■ **GOAL**
Copy out every line containing the word "Collection".

■ **MATERIAL SHOWN**
◇ ◇ ◇ ◇
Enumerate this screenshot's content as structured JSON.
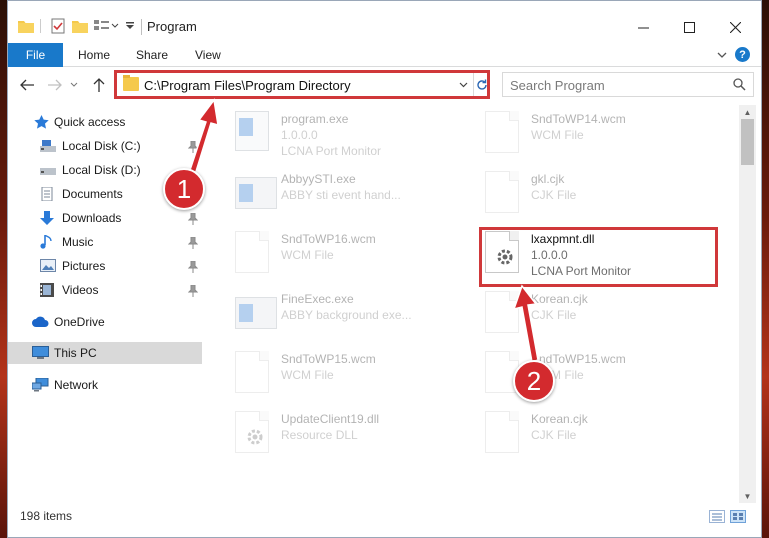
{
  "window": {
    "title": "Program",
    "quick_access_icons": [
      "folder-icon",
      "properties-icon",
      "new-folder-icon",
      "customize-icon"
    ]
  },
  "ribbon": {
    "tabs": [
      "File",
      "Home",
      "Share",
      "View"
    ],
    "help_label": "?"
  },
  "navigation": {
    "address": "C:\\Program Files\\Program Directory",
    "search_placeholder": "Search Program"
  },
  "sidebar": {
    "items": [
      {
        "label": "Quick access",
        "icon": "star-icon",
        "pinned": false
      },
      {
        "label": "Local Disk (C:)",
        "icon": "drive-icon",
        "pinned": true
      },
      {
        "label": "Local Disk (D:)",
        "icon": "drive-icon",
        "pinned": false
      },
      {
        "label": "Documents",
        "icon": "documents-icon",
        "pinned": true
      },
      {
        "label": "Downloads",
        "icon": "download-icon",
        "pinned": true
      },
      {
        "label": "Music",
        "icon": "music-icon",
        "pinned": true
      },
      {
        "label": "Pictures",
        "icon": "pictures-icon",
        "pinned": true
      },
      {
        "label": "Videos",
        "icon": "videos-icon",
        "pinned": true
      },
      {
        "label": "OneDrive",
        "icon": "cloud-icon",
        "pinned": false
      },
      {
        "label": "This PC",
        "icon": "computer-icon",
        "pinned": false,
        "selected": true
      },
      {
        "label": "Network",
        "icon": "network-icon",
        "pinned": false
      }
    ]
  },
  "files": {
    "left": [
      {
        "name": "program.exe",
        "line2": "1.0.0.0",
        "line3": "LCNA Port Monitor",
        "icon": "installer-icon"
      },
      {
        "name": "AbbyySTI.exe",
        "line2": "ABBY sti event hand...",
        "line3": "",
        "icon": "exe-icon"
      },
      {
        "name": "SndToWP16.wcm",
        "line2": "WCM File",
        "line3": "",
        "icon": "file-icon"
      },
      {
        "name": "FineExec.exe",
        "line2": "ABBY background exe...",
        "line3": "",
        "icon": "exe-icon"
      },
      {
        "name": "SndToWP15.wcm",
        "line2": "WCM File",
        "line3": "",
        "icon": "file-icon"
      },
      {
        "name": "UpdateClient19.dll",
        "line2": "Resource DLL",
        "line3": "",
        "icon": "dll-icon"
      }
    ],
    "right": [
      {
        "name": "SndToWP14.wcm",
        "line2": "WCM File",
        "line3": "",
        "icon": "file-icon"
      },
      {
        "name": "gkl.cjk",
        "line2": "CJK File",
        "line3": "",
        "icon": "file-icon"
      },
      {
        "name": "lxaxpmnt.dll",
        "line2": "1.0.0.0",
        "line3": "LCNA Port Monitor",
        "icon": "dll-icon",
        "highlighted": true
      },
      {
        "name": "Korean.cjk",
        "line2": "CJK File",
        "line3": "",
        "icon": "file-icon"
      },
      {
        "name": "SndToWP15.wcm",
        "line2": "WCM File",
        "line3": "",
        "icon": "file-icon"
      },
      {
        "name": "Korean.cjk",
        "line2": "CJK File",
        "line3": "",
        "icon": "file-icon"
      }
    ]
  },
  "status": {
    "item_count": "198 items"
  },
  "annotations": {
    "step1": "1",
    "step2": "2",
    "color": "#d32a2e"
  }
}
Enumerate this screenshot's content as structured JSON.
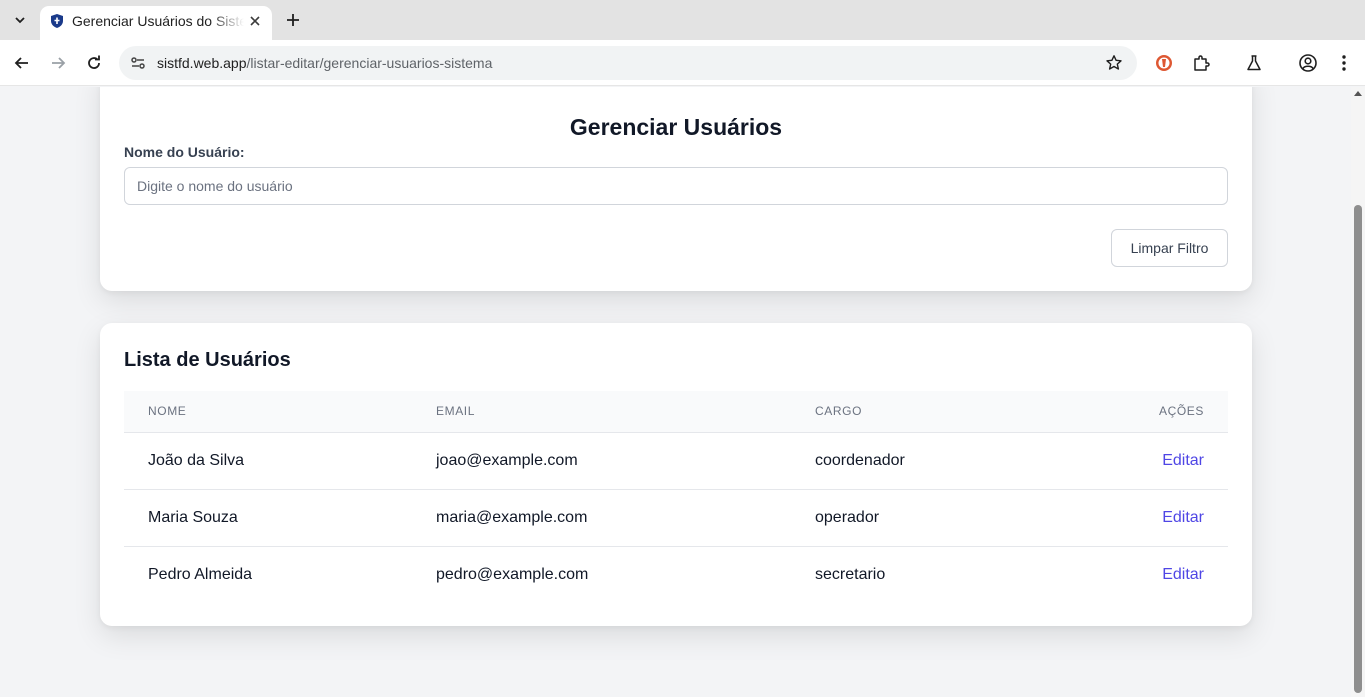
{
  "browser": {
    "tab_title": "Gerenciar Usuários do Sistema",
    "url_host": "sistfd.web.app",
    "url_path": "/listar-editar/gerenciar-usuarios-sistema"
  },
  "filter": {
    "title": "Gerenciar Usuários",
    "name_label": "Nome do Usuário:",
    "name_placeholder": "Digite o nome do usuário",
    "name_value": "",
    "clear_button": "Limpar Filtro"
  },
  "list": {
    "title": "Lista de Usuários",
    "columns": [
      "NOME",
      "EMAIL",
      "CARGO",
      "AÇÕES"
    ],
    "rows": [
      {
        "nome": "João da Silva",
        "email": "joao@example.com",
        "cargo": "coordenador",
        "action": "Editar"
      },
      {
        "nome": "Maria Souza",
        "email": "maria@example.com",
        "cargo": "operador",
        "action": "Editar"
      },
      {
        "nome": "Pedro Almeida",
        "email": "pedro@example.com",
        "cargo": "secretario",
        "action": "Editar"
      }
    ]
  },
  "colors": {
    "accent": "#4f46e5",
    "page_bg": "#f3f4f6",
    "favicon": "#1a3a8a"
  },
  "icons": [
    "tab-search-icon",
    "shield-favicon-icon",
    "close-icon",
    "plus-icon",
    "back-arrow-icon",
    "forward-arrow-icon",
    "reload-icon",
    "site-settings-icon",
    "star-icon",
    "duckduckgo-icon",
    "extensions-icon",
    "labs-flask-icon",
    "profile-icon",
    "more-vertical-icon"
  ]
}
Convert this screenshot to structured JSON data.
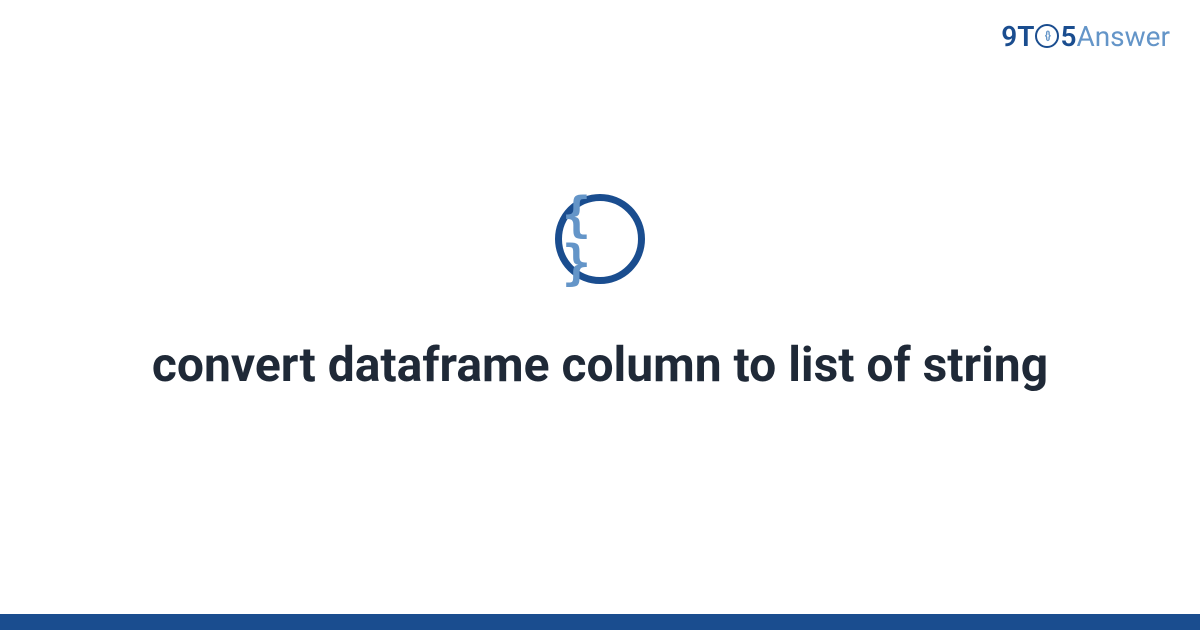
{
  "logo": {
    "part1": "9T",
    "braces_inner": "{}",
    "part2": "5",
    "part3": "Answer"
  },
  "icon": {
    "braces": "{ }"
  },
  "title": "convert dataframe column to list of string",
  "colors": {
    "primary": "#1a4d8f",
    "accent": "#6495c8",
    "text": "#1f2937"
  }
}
◇ ◇ ◇ ◇
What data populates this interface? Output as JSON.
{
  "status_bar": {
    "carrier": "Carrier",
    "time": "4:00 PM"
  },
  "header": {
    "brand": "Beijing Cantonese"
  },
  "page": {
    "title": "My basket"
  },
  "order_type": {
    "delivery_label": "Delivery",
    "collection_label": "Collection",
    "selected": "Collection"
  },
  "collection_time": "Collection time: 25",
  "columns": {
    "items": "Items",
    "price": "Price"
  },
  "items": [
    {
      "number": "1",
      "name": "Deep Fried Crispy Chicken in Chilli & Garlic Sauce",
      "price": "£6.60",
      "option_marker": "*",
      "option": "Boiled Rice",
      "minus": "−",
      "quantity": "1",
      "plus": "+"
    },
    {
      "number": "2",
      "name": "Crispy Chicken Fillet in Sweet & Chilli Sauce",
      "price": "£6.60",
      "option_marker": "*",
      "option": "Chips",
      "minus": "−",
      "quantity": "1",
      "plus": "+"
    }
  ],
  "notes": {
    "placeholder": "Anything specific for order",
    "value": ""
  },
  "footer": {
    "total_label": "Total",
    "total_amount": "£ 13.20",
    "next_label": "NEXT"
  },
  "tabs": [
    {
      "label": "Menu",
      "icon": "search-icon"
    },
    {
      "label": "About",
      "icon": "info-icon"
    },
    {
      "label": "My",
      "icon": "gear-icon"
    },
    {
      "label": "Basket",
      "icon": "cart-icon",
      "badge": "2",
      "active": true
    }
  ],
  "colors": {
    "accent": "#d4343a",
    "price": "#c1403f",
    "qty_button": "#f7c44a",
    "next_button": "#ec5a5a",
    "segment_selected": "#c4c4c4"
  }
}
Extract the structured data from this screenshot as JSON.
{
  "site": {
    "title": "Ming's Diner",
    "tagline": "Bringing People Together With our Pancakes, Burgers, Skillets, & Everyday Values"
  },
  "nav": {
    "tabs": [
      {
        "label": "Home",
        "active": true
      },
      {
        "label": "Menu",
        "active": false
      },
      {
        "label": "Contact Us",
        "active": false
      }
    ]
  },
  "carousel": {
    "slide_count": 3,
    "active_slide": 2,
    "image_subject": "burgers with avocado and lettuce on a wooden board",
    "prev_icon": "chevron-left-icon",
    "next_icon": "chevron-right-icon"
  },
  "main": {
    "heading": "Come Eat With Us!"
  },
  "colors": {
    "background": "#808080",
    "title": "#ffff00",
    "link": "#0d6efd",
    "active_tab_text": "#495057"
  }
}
◇ ◇ ◇ ◇
■ **RESULT OF THE TASK**
    "collection_label": "Collection",
    "selected": "Collection"
  "collection_time": "Collection time: 25",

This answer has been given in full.